(Records from a data source)
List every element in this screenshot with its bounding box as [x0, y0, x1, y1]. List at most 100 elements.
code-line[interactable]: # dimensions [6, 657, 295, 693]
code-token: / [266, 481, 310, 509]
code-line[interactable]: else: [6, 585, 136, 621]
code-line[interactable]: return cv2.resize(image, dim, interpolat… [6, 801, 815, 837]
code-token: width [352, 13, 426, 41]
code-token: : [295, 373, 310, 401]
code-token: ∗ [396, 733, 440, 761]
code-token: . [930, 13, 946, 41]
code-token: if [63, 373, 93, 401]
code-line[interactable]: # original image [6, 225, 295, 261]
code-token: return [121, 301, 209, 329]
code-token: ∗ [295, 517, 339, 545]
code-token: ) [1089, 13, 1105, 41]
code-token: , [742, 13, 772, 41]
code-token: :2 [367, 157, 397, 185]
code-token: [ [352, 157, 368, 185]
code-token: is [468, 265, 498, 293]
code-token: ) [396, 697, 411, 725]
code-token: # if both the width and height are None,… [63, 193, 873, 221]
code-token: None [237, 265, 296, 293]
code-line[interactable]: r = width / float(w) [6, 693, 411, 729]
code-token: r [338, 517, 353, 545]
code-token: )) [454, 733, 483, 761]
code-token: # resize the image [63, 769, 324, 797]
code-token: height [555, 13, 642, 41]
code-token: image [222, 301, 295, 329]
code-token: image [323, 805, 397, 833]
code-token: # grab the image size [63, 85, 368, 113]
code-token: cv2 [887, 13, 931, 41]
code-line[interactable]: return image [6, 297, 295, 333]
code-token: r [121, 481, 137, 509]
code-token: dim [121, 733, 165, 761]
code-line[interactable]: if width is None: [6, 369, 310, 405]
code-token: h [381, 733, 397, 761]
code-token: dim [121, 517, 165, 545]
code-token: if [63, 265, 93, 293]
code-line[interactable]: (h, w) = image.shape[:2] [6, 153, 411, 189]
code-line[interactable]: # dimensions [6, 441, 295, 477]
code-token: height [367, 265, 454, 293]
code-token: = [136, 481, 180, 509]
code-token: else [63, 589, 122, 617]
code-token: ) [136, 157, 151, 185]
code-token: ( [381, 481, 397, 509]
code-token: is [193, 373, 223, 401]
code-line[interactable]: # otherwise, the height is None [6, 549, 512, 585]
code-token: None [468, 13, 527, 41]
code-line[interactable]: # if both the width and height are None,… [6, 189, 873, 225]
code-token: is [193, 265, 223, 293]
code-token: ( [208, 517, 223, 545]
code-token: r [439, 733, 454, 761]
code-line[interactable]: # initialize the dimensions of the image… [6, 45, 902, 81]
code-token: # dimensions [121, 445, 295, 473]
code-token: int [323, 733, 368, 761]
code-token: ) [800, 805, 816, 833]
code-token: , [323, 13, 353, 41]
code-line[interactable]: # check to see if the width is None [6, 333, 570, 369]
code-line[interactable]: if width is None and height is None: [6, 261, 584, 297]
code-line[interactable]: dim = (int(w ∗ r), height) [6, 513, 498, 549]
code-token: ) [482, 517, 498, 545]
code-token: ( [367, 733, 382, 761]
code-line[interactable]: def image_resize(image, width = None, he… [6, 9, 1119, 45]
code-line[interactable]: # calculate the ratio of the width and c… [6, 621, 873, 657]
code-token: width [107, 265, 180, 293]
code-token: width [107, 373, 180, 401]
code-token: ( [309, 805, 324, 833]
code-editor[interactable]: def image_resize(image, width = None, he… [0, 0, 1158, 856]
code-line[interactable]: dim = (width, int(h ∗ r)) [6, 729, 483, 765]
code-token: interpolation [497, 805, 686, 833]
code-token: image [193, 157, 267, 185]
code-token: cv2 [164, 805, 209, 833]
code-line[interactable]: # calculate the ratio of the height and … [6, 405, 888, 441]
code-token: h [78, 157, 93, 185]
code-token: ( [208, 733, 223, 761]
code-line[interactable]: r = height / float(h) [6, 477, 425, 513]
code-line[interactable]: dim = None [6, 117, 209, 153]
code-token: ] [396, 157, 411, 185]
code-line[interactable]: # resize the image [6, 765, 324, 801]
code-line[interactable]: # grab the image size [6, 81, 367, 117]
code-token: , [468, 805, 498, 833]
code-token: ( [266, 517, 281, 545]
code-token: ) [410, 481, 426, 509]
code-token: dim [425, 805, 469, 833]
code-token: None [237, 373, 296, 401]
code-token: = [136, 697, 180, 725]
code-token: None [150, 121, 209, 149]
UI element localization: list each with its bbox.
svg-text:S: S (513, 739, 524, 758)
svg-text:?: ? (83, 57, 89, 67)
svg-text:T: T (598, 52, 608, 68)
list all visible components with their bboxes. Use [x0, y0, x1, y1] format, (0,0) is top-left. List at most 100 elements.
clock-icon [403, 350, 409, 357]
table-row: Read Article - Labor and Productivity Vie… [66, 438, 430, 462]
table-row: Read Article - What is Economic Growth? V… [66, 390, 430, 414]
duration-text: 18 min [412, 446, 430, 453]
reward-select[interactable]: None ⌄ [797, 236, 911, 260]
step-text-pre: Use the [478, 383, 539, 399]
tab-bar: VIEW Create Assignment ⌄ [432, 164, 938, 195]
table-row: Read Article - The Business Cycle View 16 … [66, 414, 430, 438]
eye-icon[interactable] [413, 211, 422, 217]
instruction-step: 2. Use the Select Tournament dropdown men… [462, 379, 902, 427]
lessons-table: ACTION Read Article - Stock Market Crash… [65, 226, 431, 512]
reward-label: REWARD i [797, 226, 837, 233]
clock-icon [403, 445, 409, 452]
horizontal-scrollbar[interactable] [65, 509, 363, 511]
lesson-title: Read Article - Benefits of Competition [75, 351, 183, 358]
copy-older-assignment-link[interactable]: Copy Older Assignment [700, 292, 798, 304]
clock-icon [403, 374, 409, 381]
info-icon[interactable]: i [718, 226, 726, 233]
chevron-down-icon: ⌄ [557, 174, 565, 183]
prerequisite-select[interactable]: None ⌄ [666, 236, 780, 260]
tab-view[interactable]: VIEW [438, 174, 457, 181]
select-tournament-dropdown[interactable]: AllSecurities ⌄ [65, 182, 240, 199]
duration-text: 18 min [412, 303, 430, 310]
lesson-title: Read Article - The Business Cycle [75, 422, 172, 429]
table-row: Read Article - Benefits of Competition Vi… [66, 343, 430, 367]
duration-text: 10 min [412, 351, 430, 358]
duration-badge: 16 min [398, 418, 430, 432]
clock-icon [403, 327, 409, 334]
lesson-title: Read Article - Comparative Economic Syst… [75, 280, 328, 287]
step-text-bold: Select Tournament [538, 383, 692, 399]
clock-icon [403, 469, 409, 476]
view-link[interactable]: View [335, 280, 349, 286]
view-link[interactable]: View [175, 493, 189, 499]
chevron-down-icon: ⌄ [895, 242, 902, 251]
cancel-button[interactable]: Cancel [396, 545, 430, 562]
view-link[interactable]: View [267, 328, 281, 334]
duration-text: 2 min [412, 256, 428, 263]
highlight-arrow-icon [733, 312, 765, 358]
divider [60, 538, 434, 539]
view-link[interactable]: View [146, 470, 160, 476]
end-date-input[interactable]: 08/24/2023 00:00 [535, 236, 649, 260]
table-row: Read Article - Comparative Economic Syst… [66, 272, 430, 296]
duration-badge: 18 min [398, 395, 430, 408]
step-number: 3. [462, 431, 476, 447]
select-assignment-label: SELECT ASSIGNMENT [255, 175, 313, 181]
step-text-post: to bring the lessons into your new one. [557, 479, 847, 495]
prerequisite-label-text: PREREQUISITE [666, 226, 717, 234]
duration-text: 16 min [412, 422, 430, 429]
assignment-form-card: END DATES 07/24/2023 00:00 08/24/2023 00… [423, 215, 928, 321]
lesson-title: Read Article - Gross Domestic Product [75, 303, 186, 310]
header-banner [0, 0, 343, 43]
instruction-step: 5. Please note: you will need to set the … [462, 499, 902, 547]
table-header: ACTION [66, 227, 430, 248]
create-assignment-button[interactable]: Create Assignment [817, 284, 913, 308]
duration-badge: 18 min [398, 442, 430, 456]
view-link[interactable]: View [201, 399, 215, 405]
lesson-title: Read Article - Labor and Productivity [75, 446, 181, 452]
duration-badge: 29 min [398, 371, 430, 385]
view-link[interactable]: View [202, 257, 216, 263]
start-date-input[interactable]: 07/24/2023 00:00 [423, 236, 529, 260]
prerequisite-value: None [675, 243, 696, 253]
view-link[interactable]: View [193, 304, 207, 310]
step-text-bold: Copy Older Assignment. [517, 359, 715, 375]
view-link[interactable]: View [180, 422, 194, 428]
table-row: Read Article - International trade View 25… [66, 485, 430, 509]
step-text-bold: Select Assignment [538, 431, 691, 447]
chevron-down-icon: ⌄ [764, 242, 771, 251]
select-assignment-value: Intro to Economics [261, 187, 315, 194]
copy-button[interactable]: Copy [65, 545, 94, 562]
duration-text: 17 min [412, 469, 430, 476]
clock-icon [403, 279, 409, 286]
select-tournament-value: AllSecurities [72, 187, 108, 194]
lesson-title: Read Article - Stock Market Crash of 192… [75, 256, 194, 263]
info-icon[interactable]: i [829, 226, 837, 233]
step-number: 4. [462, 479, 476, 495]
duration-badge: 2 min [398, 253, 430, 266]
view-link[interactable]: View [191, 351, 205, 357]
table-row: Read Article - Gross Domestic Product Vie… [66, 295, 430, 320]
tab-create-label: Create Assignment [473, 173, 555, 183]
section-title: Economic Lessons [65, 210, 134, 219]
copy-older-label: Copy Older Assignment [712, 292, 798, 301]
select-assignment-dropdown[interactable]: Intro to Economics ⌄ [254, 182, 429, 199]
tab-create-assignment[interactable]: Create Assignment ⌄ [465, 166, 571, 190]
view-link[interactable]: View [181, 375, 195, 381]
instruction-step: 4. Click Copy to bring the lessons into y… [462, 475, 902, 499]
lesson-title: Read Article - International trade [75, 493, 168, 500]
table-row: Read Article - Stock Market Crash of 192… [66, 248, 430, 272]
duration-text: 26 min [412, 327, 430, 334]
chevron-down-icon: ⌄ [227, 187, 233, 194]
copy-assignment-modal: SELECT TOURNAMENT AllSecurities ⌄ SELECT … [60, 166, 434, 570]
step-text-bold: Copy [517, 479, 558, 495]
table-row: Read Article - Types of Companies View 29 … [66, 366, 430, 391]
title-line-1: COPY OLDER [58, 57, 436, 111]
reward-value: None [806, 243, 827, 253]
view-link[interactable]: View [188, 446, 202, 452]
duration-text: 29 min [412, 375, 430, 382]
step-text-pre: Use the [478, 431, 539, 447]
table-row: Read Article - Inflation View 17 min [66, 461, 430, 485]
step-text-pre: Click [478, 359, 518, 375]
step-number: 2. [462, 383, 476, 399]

- **What you should do**:
Copy the data word for word, starting with its first line and ending with the line that holds "code-token: : [295, 373, 310, 401]", both of those lines included.

- **Solved problem**:
List every element in this screenshot with its bounding box as [x0, y0, x1, y1]. List at most 100 elements.
code-line[interactable]: # dimensions [6, 657, 295, 693]
code-token: / [266, 481, 310, 509]
code-line[interactable]: else: [6, 585, 136, 621]
code-line[interactable]: return cv2.resize(image, dim, interpolat… [6, 801, 815, 837]
code-token: width [352, 13, 426, 41]
code-token: : [295, 373, 310, 401]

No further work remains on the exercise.